Required task: What follows is a set of entries. Repeat them exactly, but not their pictures.
>>>>
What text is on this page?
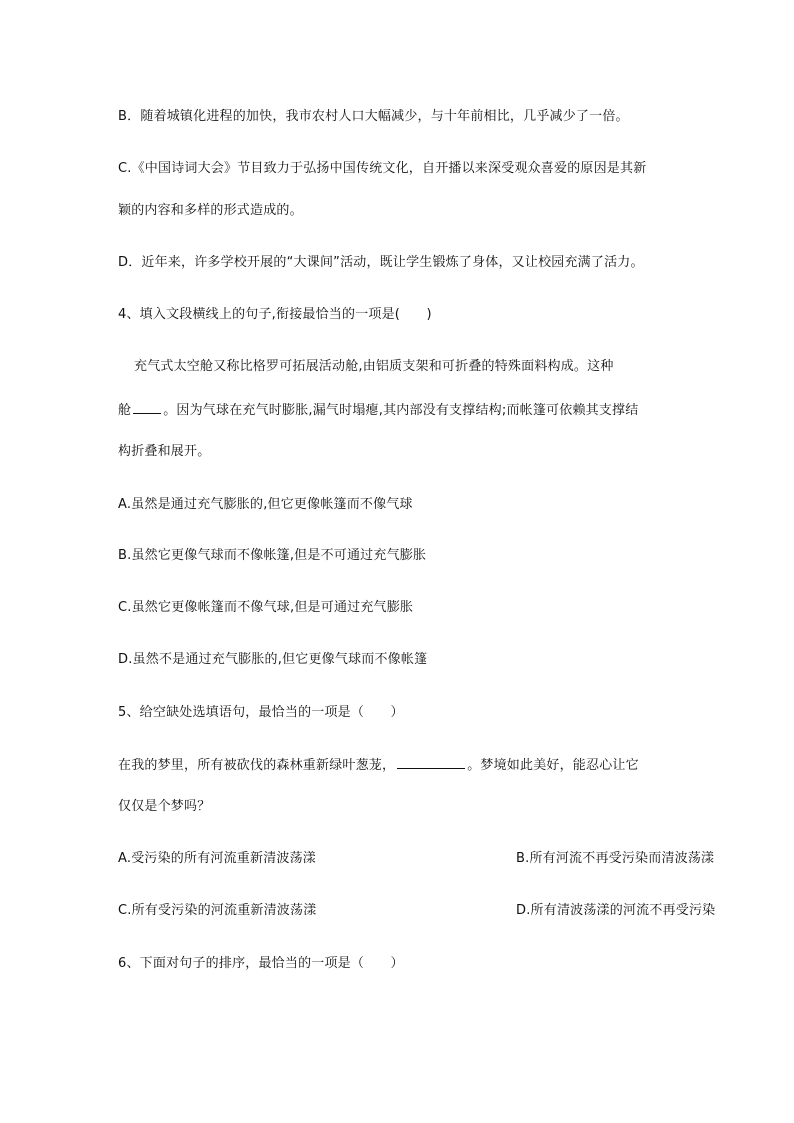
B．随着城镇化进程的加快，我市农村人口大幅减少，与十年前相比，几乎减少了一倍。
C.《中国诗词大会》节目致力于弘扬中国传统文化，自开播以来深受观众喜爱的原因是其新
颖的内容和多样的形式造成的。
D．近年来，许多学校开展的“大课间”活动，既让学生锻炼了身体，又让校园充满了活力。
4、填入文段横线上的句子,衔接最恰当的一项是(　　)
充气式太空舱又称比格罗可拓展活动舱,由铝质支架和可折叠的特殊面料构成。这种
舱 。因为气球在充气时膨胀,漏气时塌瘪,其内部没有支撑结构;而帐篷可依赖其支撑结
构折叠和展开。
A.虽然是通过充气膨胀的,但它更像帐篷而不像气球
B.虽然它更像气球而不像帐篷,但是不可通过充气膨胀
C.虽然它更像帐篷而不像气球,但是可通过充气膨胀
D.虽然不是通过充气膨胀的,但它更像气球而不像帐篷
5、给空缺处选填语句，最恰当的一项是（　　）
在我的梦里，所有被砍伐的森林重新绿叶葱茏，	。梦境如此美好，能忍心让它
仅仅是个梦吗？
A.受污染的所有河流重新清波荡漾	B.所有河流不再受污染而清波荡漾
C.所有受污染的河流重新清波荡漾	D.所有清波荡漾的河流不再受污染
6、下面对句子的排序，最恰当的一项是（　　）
<<<<
Solution to this task:
What text is on this page?
B．随着城镇化进程的加快，我市农村人口大幅减少，与十年前相比，几乎减少了一倍。
C.《中国诗词大会》节目致力于弘扬中国传统文化，自开播以来深受观众喜爱的原因是其新
颖的内容和多样的形式造成的。
D．近年来，许多学校开展的“大课间”活动，既让学生锻炼了身体，又让校园充满了活力。
4、填入文段横线上的句子,衔接最恰当的一项是(　　)
充气式太空舱又称比格罗可拓展活动舱,由铝质支架和可折叠的特殊面料构成。这种
舱 。因为气球在充气时膨胀,漏气时塌瘪,其内部没有支撑结构;而帐篷可依赖其支撑结
构折叠和展开。
A.虽然是通过充气膨胀的,但它更像帐篷而不像气球
B.虽然它更像气球而不像帐篷,但是不可通过充气膨胀
C.虽然它更像帐篷而不像气球,但是可通过充气膨胀
D.虽然不是通过充气膨胀的,但它更像气球而不像帐篷
5、给空缺处选填语句，最恰当的一项是（　　）
在我的梦里，所有被砍伐的森林重新绿叶葱茏，	。梦境如此美好，能忍心让它
仅仅是个梦吗？
A.受污染的所有河流重新清波荡漾	B.所有河流不再受污染而清波荡漾
C.所有受污染的河流重新清波荡漾	D.所有清波荡漾的河流不再受污染
6、下面对句子的排序，最恰当的一项是（　　）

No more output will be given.